═════ EXERCISE INPUT ═════

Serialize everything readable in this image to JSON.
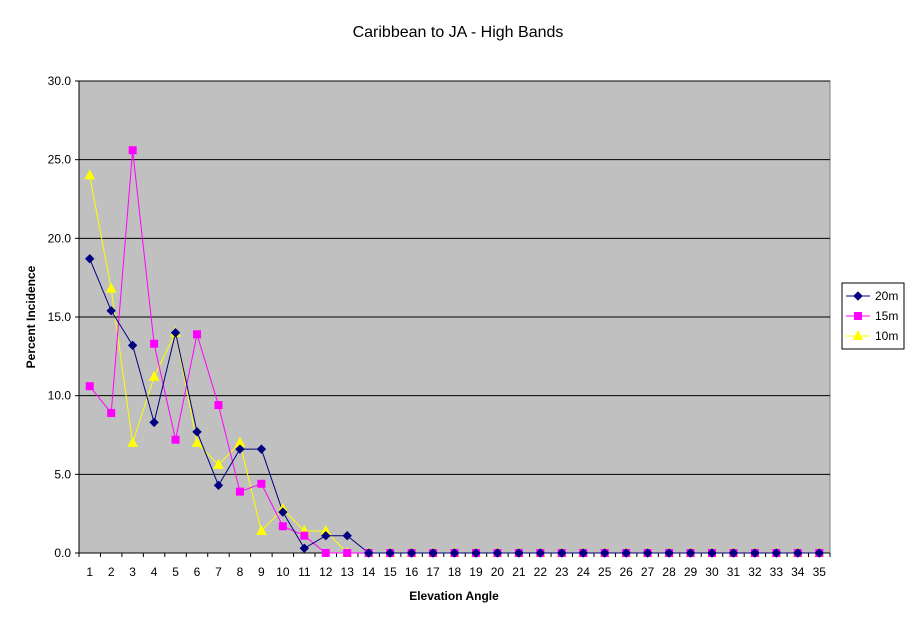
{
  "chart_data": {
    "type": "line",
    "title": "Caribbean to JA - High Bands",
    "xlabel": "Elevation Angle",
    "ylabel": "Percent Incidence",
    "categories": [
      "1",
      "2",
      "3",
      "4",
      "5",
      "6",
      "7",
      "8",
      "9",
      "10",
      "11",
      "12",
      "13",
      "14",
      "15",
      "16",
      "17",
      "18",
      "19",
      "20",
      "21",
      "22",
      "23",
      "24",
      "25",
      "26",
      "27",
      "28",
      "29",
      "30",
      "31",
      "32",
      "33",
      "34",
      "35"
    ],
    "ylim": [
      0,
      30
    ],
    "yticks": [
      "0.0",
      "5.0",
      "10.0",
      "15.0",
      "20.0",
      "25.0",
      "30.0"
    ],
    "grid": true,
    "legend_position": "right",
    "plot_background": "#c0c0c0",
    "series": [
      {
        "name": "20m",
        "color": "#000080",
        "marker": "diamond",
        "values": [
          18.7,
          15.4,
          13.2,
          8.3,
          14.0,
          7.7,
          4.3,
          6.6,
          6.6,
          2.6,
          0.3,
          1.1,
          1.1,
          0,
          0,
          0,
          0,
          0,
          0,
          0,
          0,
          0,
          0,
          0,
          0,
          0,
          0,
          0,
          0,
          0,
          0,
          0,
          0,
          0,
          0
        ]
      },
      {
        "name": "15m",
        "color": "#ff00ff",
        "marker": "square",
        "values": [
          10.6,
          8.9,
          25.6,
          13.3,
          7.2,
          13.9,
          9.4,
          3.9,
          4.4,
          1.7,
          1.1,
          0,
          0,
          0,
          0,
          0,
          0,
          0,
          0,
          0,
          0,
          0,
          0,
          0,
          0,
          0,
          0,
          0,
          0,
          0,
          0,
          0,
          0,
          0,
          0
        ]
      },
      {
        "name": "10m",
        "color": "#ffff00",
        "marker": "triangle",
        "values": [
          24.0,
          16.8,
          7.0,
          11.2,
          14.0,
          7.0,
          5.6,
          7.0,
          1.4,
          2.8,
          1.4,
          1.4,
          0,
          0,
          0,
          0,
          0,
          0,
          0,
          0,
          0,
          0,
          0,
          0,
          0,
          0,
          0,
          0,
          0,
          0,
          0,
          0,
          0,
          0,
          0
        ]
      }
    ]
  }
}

═════

Print every entry above again without changing a word, and omit the pictures.

TASK ANSWER:
Serialize everything readable in this image to JSON.
{
  "chart_data": {
    "type": "line",
    "title": "Caribbean to JA - High Bands",
    "xlabel": "Elevation Angle",
    "ylabel": "Percent Incidence",
    "categories": [
      "1",
      "2",
      "3",
      "4",
      "5",
      "6",
      "7",
      "8",
      "9",
      "10",
      "11",
      "12",
      "13",
      "14",
      "15",
      "16",
      "17",
      "18",
      "19",
      "20",
      "21",
      "22",
      "23",
      "24",
      "25",
      "26",
      "27",
      "28",
      "29",
      "30",
      "31",
      "32",
      "33",
      "34",
      "35"
    ],
    "ylim": [
      0,
      30
    ],
    "yticks": [
      "0.0",
      "5.0",
      "10.0",
      "15.0",
      "20.0",
      "25.0",
      "30.0"
    ],
    "grid": true,
    "legend_position": "right",
    "plot_background": "#c0c0c0",
    "series": [
      {
        "name": "20m",
        "color": "#000080",
        "marker": "diamond",
        "values": [
          18.7,
          15.4,
          13.2,
          8.3,
          14.0,
          7.7,
          4.3,
          6.6,
          6.6,
          2.6,
          0.3,
          1.1,
          1.1,
          0,
          0,
          0,
          0,
          0,
          0,
          0,
          0,
          0,
          0,
          0,
          0,
          0,
          0,
          0,
          0,
          0,
          0,
          0,
          0,
          0,
          0
        ]
      },
      {
        "name": "15m",
        "color": "#ff00ff",
        "marker": "square",
        "values": [
          10.6,
          8.9,
          25.6,
          13.3,
          7.2,
          13.9,
          9.4,
          3.9,
          4.4,
          1.7,
          1.1,
          0,
          0,
          0,
          0,
          0,
          0,
          0,
          0,
          0,
          0,
          0,
          0,
          0,
          0,
          0,
          0,
          0,
          0,
          0,
          0,
          0,
          0,
          0,
          0
        ]
      },
      {
        "name": "10m",
        "color": "#ffff00",
        "marker": "triangle",
        "values": [
          24.0,
          16.8,
          7.0,
          11.2,
          14.0,
          7.0,
          5.6,
          7.0,
          1.4,
          2.8,
          1.4,
          1.4,
          0,
          0,
          0,
          0,
          0,
          0,
          0,
          0,
          0,
          0,
          0,
          0,
          0,
          0,
          0,
          0,
          0,
          0,
          0,
          0,
          0,
          0,
          0
        ]
      }
    ]
  }
}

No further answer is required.